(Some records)
──────
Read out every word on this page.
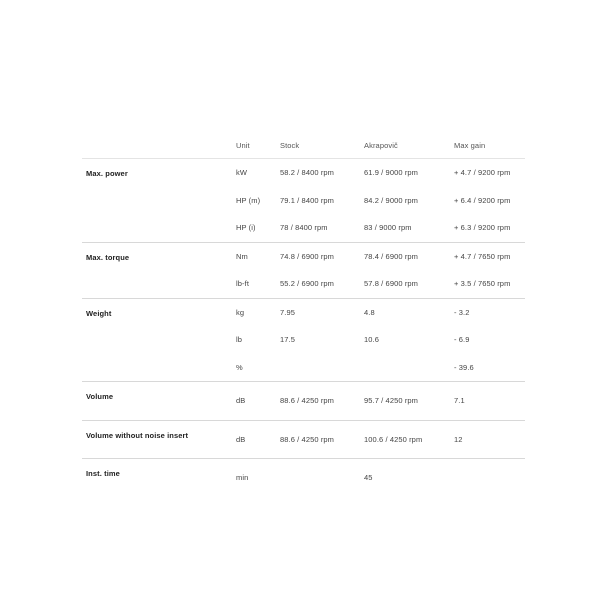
	Unit	Stock	Akrapovič	Max gain
Max. power	kW	58.2 / 8400 rpm	61.9 / 9000 rpm	+ 4.7 / 9200 rpm
	HP (m)	79.1 / 8400 rpm	84.2 / 9000 rpm	+ 6.4 / 9200 rpm
	HP (i)	78 / 8400 rpm	83 / 9000 rpm	+ 6.3 / 9200 rpm
Max. torque	Nm	74.8 / 6900 rpm	78.4 / 6900 rpm	+ 4.7 / 7650 rpm
	lb-ft	55.2 / 6900 rpm	57.8 / 6900 rpm	+ 3.5 / 7650 rpm
Weight	kg	7.95	4.8	- 3.2
	lb	17.5	10.6	- 6.9
	%			- 39.6
Volume	dB	88.6 / 4250 rpm	95.7 / 4250 rpm	7.1
Volume without noise insert	dB	88.6 / 4250 rpm	100.6 / 4250 rpm	12
Inst. time	min		45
──────
Identify and copy the lines holding the word "Volume".

Volume	dB	88.6 / 4250 rpm	95.7 / 4250 rpm	7.1
Volume without noise insert	dB	88.6 / 4250 rpm	100.6 / 4250 rpm	12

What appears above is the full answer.